▸ **The exercise**: Extract, from the listing that follows, each line containing the word "this".

═══ Dataset entries

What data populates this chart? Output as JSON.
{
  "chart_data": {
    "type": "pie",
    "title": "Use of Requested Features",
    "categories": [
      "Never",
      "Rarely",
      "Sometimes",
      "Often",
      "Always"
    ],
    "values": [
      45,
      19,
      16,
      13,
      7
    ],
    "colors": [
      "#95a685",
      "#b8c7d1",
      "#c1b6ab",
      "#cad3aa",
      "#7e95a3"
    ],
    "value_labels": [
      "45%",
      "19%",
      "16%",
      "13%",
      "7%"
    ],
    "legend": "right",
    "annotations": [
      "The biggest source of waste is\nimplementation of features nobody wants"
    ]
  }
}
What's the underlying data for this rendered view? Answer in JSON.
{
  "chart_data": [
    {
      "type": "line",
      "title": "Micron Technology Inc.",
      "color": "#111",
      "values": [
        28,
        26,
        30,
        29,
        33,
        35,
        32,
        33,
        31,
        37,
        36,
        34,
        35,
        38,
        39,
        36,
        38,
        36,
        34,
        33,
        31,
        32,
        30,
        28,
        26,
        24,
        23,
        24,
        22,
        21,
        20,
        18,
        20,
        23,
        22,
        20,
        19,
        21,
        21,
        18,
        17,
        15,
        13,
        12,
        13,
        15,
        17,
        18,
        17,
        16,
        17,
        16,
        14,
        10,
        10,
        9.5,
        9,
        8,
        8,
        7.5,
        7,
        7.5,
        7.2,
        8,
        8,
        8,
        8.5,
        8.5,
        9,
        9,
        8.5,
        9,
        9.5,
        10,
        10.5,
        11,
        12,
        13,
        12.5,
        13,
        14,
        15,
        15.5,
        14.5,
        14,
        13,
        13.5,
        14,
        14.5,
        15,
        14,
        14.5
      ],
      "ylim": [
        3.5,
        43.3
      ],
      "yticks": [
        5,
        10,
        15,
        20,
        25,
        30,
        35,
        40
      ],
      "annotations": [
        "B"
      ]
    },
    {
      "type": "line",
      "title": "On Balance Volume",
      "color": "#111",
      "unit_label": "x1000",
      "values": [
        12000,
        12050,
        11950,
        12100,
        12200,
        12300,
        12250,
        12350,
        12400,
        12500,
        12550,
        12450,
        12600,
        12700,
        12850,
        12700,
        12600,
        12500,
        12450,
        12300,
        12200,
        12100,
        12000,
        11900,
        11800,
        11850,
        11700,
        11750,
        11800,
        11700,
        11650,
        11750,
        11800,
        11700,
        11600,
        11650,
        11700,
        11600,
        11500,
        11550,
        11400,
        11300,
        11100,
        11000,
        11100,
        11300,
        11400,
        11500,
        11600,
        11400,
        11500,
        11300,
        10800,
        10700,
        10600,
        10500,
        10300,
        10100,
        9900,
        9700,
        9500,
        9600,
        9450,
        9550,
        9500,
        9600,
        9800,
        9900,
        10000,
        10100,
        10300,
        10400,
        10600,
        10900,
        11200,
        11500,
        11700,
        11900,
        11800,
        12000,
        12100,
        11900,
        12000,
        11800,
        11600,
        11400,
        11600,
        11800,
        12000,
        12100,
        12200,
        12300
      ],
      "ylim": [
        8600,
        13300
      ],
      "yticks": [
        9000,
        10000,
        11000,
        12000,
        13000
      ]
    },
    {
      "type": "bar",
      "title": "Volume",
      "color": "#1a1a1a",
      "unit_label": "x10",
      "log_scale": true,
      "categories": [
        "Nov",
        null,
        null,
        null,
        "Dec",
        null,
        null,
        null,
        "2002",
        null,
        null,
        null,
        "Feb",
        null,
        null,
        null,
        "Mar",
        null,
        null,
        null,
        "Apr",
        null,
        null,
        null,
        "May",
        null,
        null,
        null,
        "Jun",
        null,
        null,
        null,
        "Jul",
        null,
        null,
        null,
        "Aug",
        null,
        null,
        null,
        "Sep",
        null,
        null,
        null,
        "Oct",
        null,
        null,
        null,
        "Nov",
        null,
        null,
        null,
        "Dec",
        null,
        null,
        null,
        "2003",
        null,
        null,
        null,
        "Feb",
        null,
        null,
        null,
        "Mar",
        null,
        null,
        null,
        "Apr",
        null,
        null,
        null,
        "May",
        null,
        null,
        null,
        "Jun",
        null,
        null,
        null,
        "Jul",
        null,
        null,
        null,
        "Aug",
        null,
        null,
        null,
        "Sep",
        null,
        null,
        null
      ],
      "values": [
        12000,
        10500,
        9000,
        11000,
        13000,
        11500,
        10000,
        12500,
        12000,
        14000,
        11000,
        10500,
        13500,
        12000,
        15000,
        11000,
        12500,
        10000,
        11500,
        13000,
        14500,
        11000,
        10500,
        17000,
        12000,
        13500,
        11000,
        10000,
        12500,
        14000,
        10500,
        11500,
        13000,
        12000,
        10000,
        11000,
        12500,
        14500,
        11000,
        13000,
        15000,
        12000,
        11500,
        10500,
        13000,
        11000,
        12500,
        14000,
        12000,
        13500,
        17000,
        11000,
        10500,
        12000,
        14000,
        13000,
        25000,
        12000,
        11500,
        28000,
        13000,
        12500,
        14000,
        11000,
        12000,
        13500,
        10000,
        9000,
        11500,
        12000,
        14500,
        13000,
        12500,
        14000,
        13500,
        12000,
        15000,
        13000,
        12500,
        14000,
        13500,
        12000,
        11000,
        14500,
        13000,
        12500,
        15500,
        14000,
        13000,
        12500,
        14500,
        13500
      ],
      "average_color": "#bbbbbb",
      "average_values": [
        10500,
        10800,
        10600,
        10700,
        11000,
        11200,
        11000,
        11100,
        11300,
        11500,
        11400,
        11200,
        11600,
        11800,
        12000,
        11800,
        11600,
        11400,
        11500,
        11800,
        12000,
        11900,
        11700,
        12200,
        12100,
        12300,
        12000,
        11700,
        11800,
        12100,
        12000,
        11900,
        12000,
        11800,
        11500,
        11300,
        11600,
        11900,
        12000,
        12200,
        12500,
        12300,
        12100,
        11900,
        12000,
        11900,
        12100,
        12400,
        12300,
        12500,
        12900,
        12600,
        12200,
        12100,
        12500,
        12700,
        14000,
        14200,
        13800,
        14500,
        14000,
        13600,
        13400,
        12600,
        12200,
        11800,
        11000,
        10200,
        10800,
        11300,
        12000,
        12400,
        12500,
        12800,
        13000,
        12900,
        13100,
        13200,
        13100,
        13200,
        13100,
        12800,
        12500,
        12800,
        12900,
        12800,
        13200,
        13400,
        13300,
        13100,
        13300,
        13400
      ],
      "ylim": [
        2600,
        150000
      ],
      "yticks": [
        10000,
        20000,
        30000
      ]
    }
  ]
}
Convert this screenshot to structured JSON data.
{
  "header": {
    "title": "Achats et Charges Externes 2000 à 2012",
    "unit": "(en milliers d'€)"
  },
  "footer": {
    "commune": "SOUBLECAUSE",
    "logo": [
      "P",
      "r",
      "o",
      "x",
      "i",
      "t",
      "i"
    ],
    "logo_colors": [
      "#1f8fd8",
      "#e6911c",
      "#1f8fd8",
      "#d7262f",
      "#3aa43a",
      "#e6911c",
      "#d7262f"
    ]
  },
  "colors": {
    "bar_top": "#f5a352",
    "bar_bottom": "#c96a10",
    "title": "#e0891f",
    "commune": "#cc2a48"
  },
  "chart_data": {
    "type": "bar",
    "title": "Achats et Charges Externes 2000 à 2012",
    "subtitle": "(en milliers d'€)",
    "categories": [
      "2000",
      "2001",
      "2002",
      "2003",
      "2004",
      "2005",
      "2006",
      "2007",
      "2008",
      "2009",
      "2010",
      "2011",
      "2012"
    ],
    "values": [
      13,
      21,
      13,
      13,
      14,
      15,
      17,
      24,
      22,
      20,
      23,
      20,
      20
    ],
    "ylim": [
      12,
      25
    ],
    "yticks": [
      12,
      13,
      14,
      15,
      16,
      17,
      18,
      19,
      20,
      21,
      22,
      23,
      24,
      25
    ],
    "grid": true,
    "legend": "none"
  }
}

══════

▸ **Reply**:
What data populates this chart? Output as JSON.
What's the underlying data for this rendered view? Answer in JSON.
Convert this screenshot to structured JSON data.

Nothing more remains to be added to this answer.